* _Brief_
Repeat the records below exactly as they appear.

* _Exercise input_
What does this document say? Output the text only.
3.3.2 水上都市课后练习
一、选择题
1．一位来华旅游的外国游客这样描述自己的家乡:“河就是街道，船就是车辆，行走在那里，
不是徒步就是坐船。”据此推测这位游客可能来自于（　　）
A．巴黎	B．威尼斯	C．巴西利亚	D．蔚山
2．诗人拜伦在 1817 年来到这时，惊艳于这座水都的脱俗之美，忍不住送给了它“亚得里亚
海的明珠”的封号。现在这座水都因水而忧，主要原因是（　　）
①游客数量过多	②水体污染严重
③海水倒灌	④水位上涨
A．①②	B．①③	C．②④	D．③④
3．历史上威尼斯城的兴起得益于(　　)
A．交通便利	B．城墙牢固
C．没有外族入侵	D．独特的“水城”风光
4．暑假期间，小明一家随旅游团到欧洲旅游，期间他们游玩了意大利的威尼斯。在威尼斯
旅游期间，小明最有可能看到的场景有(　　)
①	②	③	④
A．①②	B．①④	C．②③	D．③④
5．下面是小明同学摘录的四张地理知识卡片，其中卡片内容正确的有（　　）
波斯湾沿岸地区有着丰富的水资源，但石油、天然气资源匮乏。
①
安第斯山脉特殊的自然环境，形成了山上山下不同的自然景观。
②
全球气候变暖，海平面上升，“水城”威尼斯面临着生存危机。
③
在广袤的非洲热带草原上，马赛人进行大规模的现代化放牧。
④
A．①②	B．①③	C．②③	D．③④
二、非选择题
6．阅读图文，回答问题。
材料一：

* _Expected output_
What does this document say? Output the text only.
3.3.2 水上都市课后练习
一、选择题
1．一位来华旅游的外国游客这样描述自己的家乡:“河就是街道，船就是车辆，行走在那里，
不是徒步就是坐船。”据此推测这位游客可能来自于（　　）
A．巴黎	B．威尼斯	C．巴西利亚	D．蔚山
2．诗人拜伦在 1817 年来到这时，惊艳于这座水都的脱俗之美，忍不住送给了它“亚得里亚
海的明珠”的封号。现在这座水都因水而忧，主要原因是（　　）
①游客数量过多	②水体污染严重
③海水倒灌	④水位上涨
A．①②	B．①③	C．②④	D．③④
3．历史上威尼斯城的兴起得益于(　　)
A．交通便利	B．城墙牢固
C．没有外族入侵	D．独特的“水城”风光
4．暑假期间，小明一家随旅游团到欧洲旅游，期间他们游玩了意大利的威尼斯。在威尼斯
旅游期间，小明最有可能看到的场景有(　　)
①	②	③	④
A．①②	B．①④	C．②③	D．③④
5．下面是小明同学摘录的四张地理知识卡片，其中卡片内容正确的有（　　）
波斯湾沿岸地区有着丰富的水资源，但石油、天然气资源匮乏。
①
安第斯山脉特殊的自然环境，形成了山上山下不同的自然景观。
②
全球气候变暖，海平面上升，“水城”威尼斯面临着生存危机。
③
在广袤的非洲热带草原上，马赛人进行大规模的现代化放牧。
④
A．①②	B．①③	C．②③	D．③④
二、非选择题
6．阅读图文，回答问题。
材料一：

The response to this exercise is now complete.